#### [Required work]
Each line containing the word "name" must be collected.

#### [Recorded information]
■ ■ ■ ■ ■ ■ ■

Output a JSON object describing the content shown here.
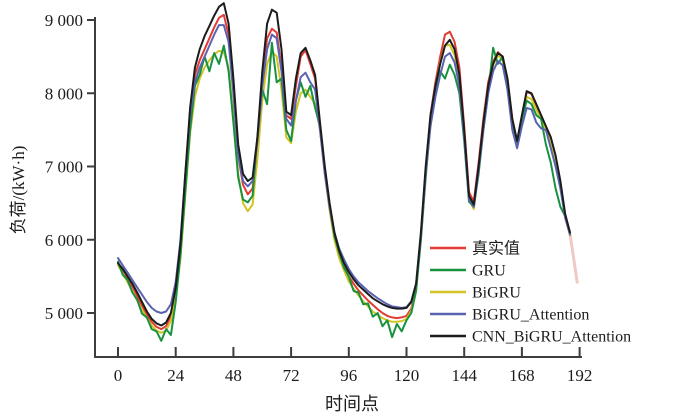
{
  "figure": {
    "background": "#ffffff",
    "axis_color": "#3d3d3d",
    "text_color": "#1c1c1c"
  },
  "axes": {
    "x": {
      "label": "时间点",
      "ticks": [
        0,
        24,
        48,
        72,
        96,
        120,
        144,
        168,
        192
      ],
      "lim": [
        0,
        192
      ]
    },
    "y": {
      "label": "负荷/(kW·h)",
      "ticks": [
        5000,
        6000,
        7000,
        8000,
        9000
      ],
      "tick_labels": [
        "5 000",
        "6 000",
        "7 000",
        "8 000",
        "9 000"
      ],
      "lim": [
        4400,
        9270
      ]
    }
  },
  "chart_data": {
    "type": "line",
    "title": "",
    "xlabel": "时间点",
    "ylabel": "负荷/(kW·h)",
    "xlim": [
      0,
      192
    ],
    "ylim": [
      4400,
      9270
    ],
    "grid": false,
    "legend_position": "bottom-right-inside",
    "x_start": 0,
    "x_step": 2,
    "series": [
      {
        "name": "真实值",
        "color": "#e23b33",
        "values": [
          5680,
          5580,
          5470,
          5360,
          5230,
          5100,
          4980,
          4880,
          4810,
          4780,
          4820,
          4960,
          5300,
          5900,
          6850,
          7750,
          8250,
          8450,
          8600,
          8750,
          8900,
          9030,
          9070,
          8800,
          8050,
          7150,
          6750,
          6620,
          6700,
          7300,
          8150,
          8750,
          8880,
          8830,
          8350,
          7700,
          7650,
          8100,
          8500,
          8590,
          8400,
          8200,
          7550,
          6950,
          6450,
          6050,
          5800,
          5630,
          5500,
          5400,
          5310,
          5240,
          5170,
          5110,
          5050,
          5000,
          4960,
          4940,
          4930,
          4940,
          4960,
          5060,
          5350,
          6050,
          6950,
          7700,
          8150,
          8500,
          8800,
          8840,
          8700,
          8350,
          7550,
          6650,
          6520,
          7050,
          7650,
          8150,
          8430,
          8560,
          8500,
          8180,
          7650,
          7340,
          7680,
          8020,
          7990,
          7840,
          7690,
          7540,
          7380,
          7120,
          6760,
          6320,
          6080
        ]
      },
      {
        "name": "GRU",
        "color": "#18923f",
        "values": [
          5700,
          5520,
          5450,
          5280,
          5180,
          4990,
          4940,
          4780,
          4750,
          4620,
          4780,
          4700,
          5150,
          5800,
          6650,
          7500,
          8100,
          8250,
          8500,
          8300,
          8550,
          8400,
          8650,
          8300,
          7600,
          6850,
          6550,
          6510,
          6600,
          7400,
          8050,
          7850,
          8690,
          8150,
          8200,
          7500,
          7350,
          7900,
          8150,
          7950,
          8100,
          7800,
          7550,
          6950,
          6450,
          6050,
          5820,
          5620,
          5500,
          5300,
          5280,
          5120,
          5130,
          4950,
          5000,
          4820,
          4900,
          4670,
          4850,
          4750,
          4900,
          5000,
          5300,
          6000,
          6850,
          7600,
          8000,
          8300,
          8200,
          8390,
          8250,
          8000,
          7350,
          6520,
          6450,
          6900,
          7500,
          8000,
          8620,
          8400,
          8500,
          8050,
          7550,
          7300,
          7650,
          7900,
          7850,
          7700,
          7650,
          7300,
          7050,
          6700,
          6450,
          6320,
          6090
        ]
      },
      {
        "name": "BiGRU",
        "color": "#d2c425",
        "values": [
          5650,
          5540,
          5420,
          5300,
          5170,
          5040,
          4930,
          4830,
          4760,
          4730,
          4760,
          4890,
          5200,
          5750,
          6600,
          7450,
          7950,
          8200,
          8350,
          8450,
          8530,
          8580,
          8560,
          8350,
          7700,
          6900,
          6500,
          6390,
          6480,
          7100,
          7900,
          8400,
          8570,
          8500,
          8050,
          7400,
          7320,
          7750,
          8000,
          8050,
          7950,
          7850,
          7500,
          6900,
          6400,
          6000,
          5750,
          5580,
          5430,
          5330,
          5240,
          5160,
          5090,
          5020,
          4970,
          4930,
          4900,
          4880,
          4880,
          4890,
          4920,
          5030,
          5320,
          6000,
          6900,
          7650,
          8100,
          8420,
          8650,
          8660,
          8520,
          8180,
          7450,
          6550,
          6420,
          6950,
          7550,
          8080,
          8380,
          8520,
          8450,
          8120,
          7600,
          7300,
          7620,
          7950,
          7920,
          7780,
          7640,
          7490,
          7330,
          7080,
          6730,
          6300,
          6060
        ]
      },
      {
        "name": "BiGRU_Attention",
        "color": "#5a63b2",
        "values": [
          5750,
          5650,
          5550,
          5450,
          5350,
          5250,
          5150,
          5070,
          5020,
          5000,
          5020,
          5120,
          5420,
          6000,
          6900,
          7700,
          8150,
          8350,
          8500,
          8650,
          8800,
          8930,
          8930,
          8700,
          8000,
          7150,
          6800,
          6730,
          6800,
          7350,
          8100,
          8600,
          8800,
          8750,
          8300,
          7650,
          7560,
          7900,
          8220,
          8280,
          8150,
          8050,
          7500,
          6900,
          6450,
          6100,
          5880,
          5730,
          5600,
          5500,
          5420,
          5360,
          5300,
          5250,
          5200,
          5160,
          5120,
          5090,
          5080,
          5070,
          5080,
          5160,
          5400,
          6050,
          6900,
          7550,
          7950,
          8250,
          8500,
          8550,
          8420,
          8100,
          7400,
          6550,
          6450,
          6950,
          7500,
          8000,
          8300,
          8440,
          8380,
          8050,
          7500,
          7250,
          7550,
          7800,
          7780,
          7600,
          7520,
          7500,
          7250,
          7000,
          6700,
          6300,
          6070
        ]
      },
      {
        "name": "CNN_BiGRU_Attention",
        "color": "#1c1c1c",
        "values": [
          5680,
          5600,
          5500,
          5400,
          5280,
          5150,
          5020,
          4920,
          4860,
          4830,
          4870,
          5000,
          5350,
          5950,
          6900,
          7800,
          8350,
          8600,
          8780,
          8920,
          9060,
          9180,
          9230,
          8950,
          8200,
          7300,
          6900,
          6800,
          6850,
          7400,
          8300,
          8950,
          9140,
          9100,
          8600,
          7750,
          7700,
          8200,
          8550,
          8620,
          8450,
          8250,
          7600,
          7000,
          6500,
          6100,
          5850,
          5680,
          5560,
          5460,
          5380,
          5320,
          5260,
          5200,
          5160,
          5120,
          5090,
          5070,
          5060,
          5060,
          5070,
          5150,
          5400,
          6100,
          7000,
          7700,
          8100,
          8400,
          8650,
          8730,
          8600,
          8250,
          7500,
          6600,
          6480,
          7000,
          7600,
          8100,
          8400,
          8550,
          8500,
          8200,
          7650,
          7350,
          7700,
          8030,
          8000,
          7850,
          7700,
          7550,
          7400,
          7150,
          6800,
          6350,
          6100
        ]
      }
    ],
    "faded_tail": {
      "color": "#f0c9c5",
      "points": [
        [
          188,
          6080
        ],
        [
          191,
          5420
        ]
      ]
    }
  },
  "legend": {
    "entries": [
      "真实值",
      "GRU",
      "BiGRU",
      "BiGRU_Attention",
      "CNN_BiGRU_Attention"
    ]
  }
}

■ ■ ■ ■ ■ ■ ■

#### [Expected output]
        "name": "真实值",
        "name": "GRU",
        "name": "BiGRU",
        "name": "BiGRU_Attention",
        "name": "CNN_BiGRU_Attention",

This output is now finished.